▶ Goal of the exercise: Retype the records below word for word and omit any image.

▶ Task inputs:

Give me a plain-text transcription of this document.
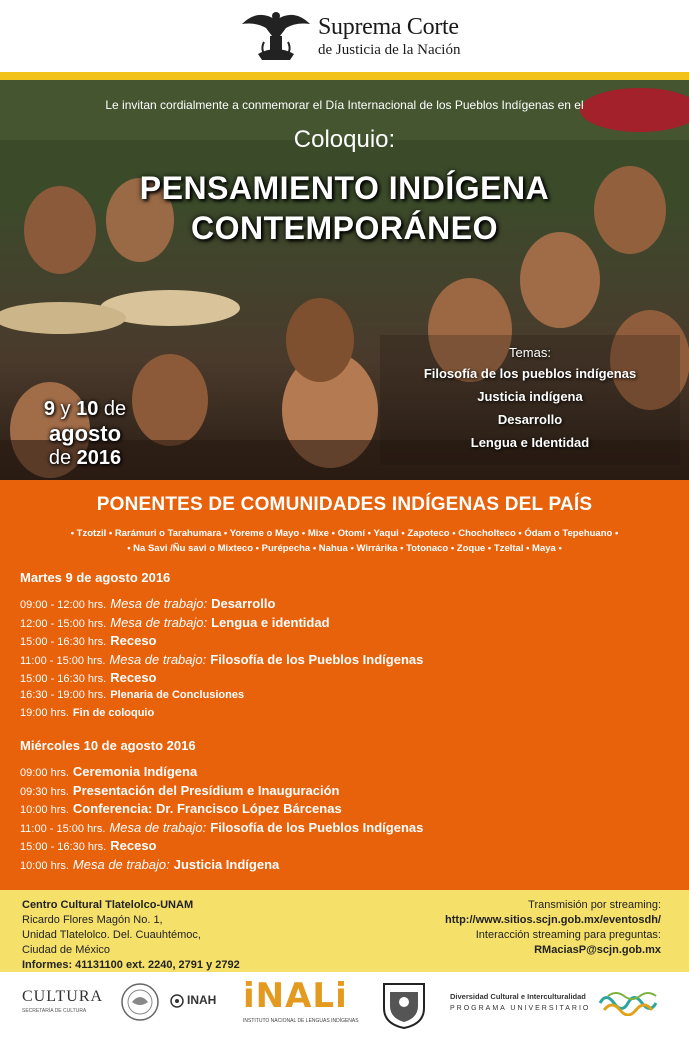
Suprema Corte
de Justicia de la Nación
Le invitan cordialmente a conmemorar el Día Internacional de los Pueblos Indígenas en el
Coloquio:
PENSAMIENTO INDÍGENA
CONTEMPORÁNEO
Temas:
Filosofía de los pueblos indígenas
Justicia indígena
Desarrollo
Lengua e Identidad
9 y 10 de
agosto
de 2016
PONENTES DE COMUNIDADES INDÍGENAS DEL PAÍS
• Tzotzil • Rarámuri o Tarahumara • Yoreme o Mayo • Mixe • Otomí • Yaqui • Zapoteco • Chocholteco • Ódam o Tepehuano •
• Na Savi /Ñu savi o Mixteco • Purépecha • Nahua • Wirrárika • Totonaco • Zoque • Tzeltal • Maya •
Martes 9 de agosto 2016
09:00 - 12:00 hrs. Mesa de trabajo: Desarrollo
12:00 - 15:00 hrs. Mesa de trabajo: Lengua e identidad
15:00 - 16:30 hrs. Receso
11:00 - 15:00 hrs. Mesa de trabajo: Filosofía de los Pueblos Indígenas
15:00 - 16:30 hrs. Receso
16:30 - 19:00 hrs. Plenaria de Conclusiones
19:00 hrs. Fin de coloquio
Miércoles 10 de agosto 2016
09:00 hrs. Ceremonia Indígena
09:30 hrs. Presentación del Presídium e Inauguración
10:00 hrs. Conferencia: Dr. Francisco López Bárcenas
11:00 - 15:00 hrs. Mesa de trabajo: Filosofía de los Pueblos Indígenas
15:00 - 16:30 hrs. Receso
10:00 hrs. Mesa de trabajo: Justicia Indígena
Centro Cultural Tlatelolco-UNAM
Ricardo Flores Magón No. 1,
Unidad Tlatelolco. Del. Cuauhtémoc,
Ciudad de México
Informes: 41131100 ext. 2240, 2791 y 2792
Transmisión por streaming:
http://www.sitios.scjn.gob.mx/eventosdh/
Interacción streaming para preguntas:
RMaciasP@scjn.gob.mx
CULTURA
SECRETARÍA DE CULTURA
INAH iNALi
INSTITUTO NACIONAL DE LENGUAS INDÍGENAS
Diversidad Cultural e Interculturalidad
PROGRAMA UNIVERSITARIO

▶ Output of the task:
Give me a plain-text transcription of this document.
Suprema Corte
de Justicia de la Nación
Le invitan cordialmente a conmemorar el Día Internacional de los Pueblos Indígenas en el
Coloquio:
PENSAMIENTO INDÍGENA
CONTEMPORÁNEO
Temas:
Filosofía de los pueblos indígenas
Justicia indígena
Desarrollo
Lengua e Identidad
9 y 10 de
agosto
de 2016
PONENTES DE COMUNIDADES INDÍGENAS DEL PAÍS
• Tzotzil • Rarámuri o Tarahumara • Yoreme o Mayo • Mixe • Otomí • Yaqui • Zapoteco • Chocholteco • Ódam o Tepehuano •
• Na Savi /Ñu savi o Mixteco • Purépecha • Nahua • Wirrárika • Totonaco • Zoque • Tzeltal • Maya •
Martes 9 de agosto 2016
09:00 - 12:00 hrs. Mesa de trabajo: Desarrollo
12:00 - 15:00 hrs. Mesa de trabajo: Lengua e identidad
15:00 - 16:30 hrs. Receso
11:00 - 15:00 hrs. Mesa de trabajo: Filosofía de los Pueblos Indígenas
15:00 - 16:30 hrs. Receso
16:30 - 19:00 hrs. Plenaria de Conclusiones
19:00 hrs. Fin de coloquio
Miércoles 10 de agosto 2016
09:00 hrs. Ceremonia Indígena
09:30 hrs. Presentación del Presídium e Inauguración
10:00 hrs. Conferencia: Dr. Francisco López Bárcenas
11:00 - 15:00 hrs. Mesa de trabajo: Filosofía de los Pueblos Indígenas
15:00 - 16:30 hrs. Receso
10:00 hrs. Mesa de trabajo: Justicia Indígena
Centro Cultural Tlatelolco-UNAM
Ricardo Flores Magón No. 1,
Unidad Tlatelolco. Del. Cuauhtémoc,
Ciudad de México
Informes: 41131100 ext. 2240, 2791 y 2792
Transmisión por streaming:
http://www.sitios.scjn.gob.mx/eventosdh/
Interacción streaming para preguntas:
RMaciasP@scjn.gob.mx
CULTURA
SECRETARÍA DE CULTURA
INAH iNALi
INSTITUTO NACIONAL DE LENGUAS INDÍGENAS
Diversidad Cultural e Interculturalidad
PROGRAMA UNIVERSITARIO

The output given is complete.